Using the records that follow, copy every line containing the word "Former".

### RECORDS SUPPLIED ###

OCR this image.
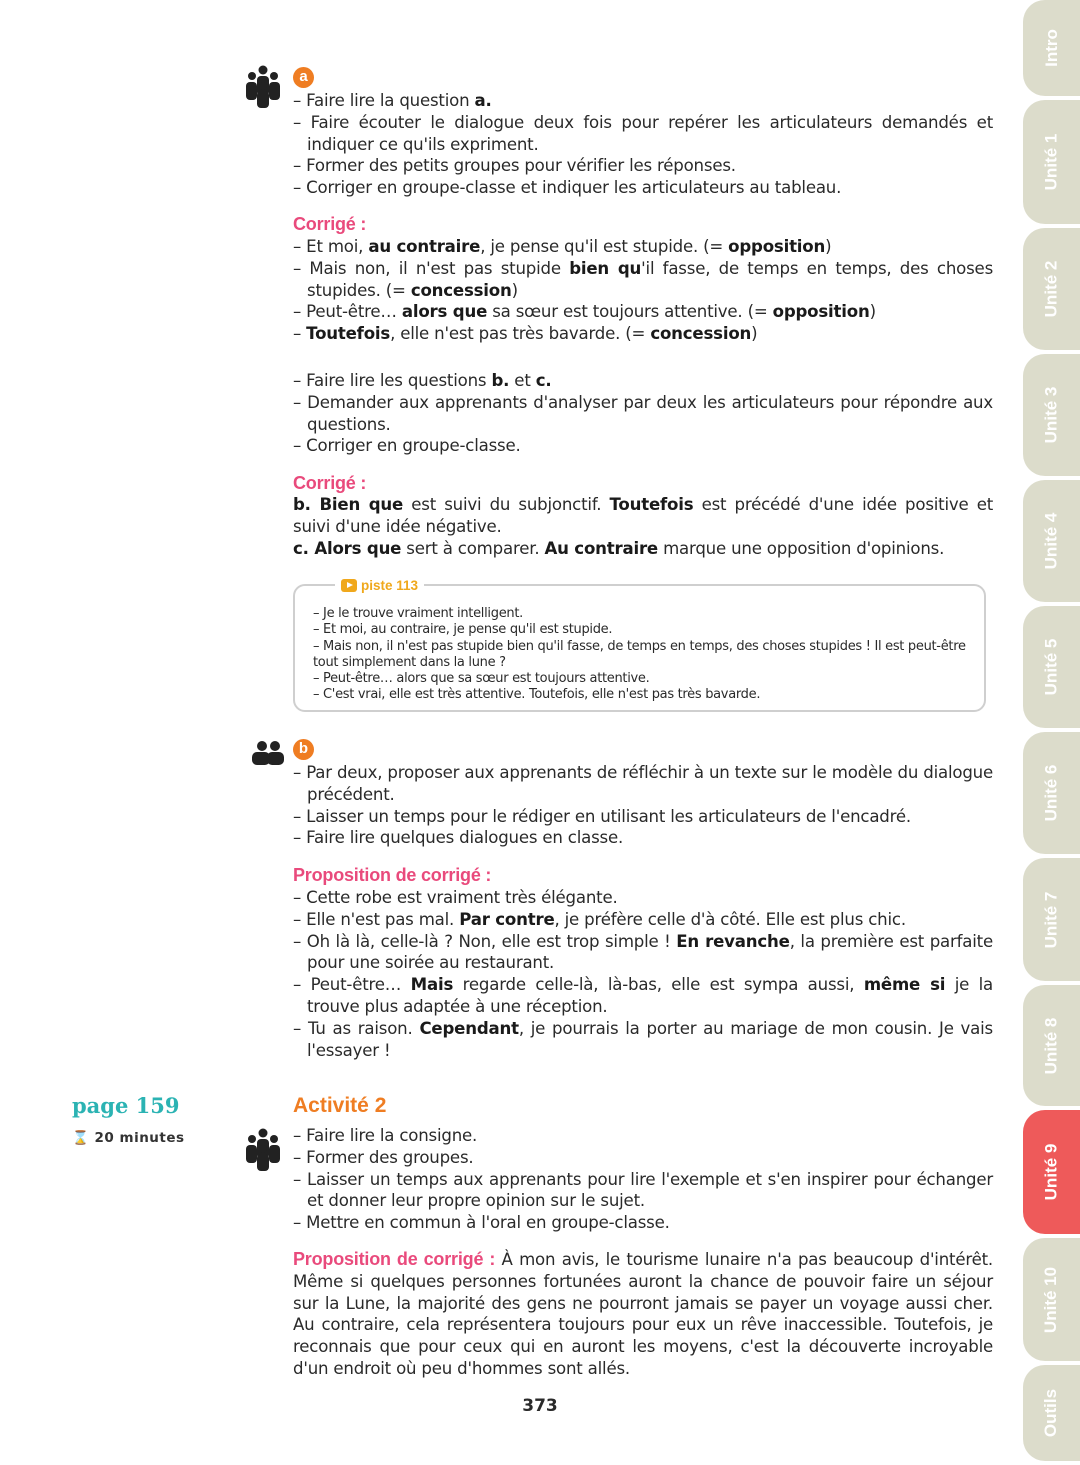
Intro
Unité 1
Unité 2
Unité 3
Unité 4
Unité 5
Unité 6
Unité 7
Unité 8
Unité 9
Unité 10
Outils
a
– Faire lire la question a.
– Faire écouter le dialogue deux fois pour repérer les articulateurs demandés et indiquer ce qu'ils expriment.
– Former des petits groupes pour vérifier les réponses.
– Corriger en groupe-classe et indiquer les articulateurs au tableau.
Corrigé :
– Et moi, au contraire, je pense qu'il est stupide. (= opposition)
– Mais non, il n'est pas stupide bien qu'il fasse, de temps en temps, des choses stupides. (= concession)
– Peut-être… alors que sa sœur est toujours attentive. (= opposition)
– Toutefois, elle n'est pas très bavarde. (= concession)
– Faire lire les questions b. et c.
– Demander aux apprenants d'analyser par deux les articulateurs pour répondre aux questions.
– Corriger en groupe-classe.
Corrigé :
b. Bien que est suivi du subjonctif. Toutefois est précédé d'une idée positive et suivi d'une idée négative.
c. Alors que sert à comparer. Au contraire marque une opposition d'opinions.
piste 113
– Je le trouve vraiment intelligent.
– Et moi, au contraire, je pense qu'il est stupide.
– Mais non, il n'est pas stupide bien qu'il fasse, de temps en temps, des choses stupides ! Il est peut-être tout simplement dans la lune ?
– Peut-être… alors que sa sœur est toujours attentive.
– C'est vrai, elle est très attentive. Toutefois, elle n'est pas très bavarde.
b
– Par deux, proposer aux apprenants de réfléchir à un texte sur le modèle du dialogue précédent.
– Laisser un temps pour le rédiger en utilisant les articulateurs de l'encadré.
– Faire lire quelques dialogues en classe.
Proposition de corrigé :
– Cette robe est vraiment très élégante.
– Elle n'est pas mal. Par contre, je préfère celle d'à côté. Elle est plus chic.
– Oh là là, celle-là ? Non, elle est trop simple ! En revanche, la première est parfaite pour une soirée au restaurant.
– Peut-être… Mais regarde celle-là, là-bas, elle est sympa aussi, même si je la trouve plus adaptée à une réception.
– Tu as raison. Cependant, je pourrais la porter au mariage de mon cousin. Je vais l'essayer !
page 159
⌛ 20 minutes
Activité 2
– Faire lire la consigne.
– Former des groupes.
– Laisser un temps aux apprenants pour lire l'exemple et s'en inspirer pour échanger et donner leur propre opinion sur le sujet.
– Mettre en commun à l'oral en groupe-classe.
Proposition de corrigé : À mon avis, le tourisme lunaire n'a pas beaucoup d'intérêt. Même si quelques personnes fortunées auront la chance de pouvoir faire un séjour sur la Lune, la majorité des gens ne pourront jamais se payer un voyage aussi cher. Au contraire, cela représentera toujours pour eux un rêve inaccessible. Toutefois, je reconnais que pour ceux qui en auront les moyens, c'est la découverte incroyable d'un endroit où peu d'hommes sont allés.
373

###

-- RESULT OF THIS EXERCISE --
– Former des petits groupes pour vérifier les réponses.
– Former des groupes.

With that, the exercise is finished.